#### [Exercise details]
Omit the pictures and return every entry exactly as written.

** Begin **

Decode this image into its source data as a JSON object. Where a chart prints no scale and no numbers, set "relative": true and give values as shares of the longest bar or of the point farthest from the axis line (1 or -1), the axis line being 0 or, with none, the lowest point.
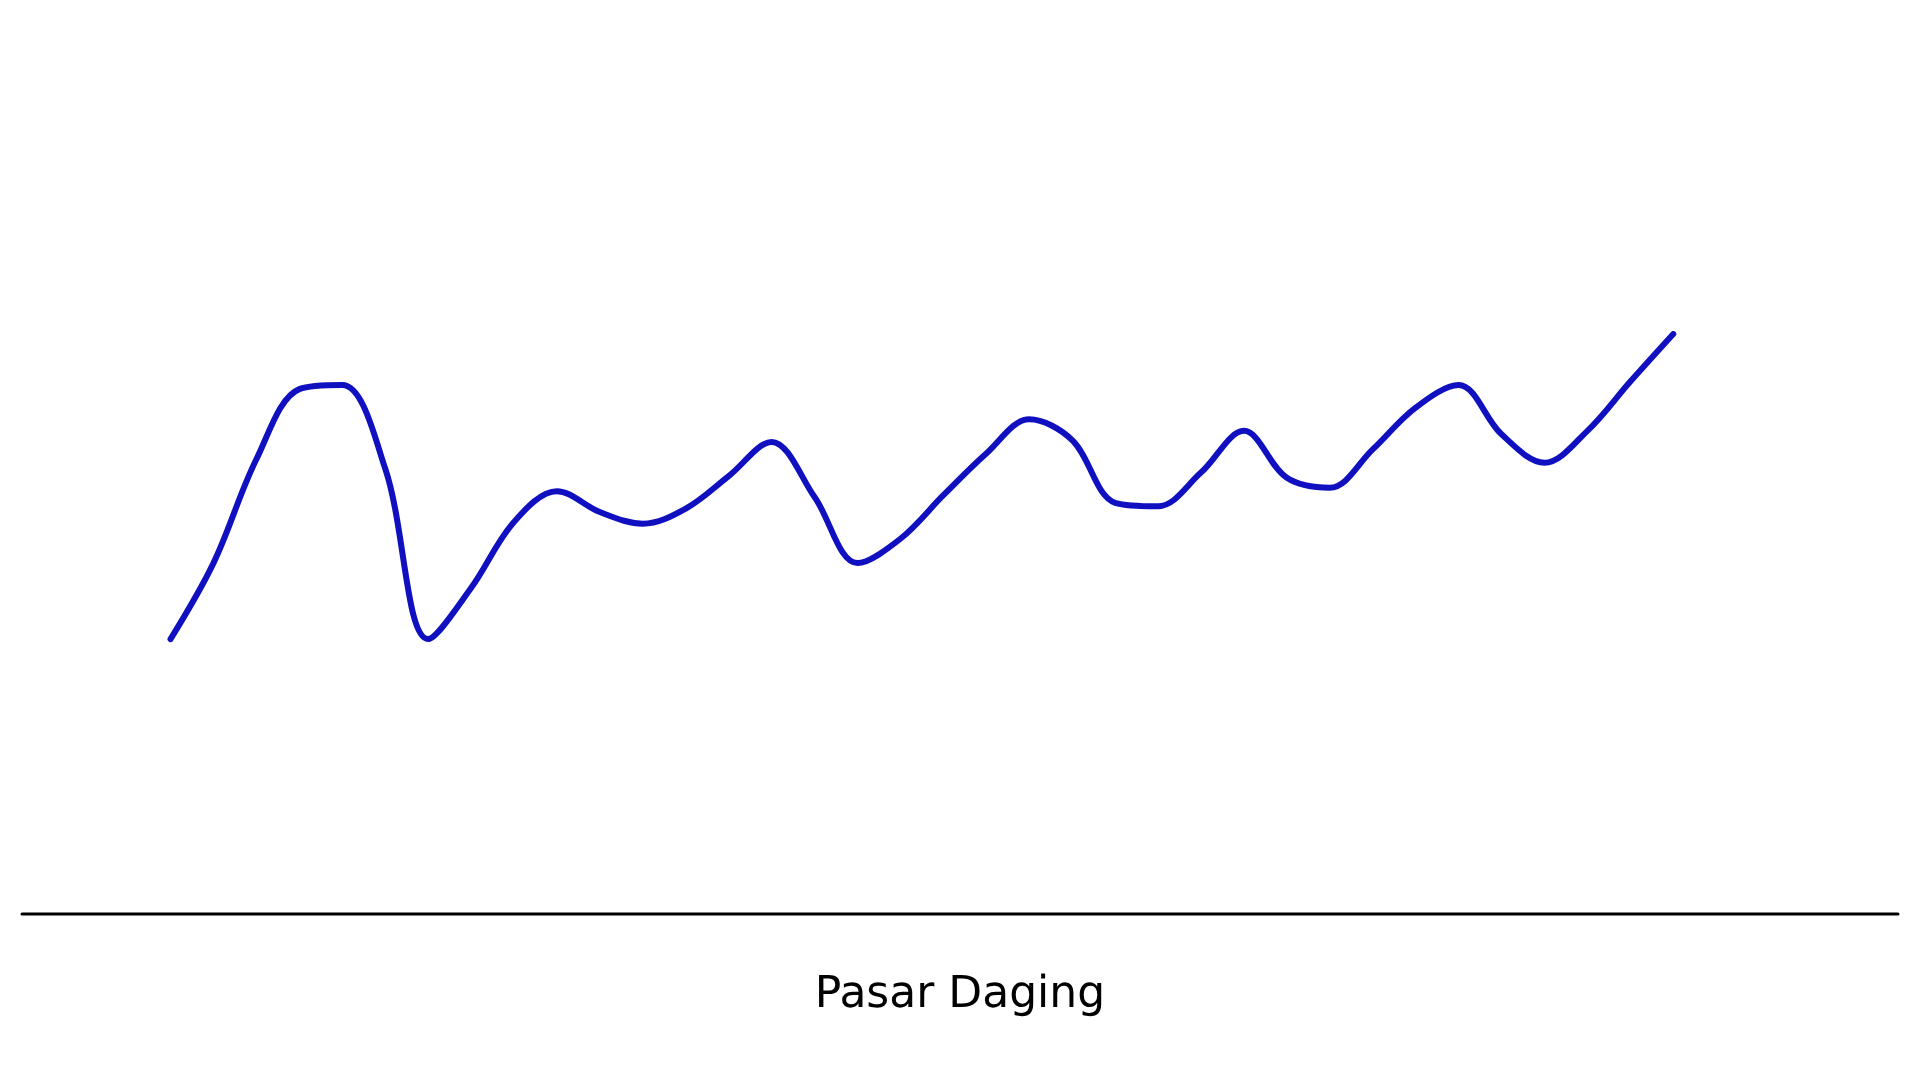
{
  "chart_data": {
    "type": "line",
    "relative": true,
    "xlabel": "Pasar Daging",
    "marker": "none",
    "grid": false,
    "categories": [
      null,
      null,
      null,
      null,
      null,
      null,
      null,
      null,
      null,
      null,
      null,
      null,
      null,
      null,
      null,
      null,
      null,
      null,
      null,
      null,
      null,
      null,
      null,
      null,
      null,
      null,
      null,
      null,
      null,
      null,
      null,
      null,
      null,
      null,
      null,
      null
    ],
    "series": [
      {
        "color": "#1010c0",
        "values": [
          0.474,
          0.605,
          0.784,
          0.905,
          0.912,
          0.768,
          0.474,
          0.562,
          0.676,
          0.729,
          0.693,
          0.673,
          0.699,
          0.755,
          0.814,
          0.719,
          0.605,
          0.647,
          0.722,
          0.794,
          0.853,
          0.817,
          0.709,
          0.703,
          0.761,
          0.833,
          0.752,
          0.735,
          0.801,
          0.873,
          0.912,
          0.827,
          0.778,
          0.833,
          0.918,
          1
        ]
      }
    ]
  }
}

** End **

#### [Output below]
Decode this image into its source data as a JSON object. Where a chart prints no scale and no numbers, set "relative": true and give values as shares of the longest bar or of the point farthest from the axis line (1 or -1), the axis line being 0 or, with none, the lowest point.
{
  "chart_data": {
    "type": "line",
    "relative": true,
    "xlabel": "Pasar Daging",
    "marker": "none",
    "grid": false,
    "categories": [
      null,
      null,
      null,
      null,
      null,
      null,
      null,
      null,
      null,
      null,
      null,
      null,
      null,
      null,
      null,
      null,
      null,
      null,
      null,
      null,
      null,
      null,
      null,
      null,
      null,
      null,
      null,
      null,
      null,
      null,
      null,
      null,
      null,
      null,
      null,
      null
    ],
    "series": [
      {
        "color": "#1010c0",
        "values": [
          0.474,
          0.605,
          0.784,
          0.905,
          0.912,
          0.768,
          0.474,
          0.562,
          0.676,
          0.729,
          0.693,
          0.673,
          0.699,
          0.755,
          0.814,
          0.719,
          0.605,
          0.647,
          0.722,
          0.794,
          0.853,
          0.817,
          0.709,
          0.703,
          0.761,
          0.833,
          0.752,
          0.735,
          0.801,
          0.873,
          0.912,
          0.827,
          0.778,
          0.833,
          0.918,
          1
        ]
      }
    ]
  }
}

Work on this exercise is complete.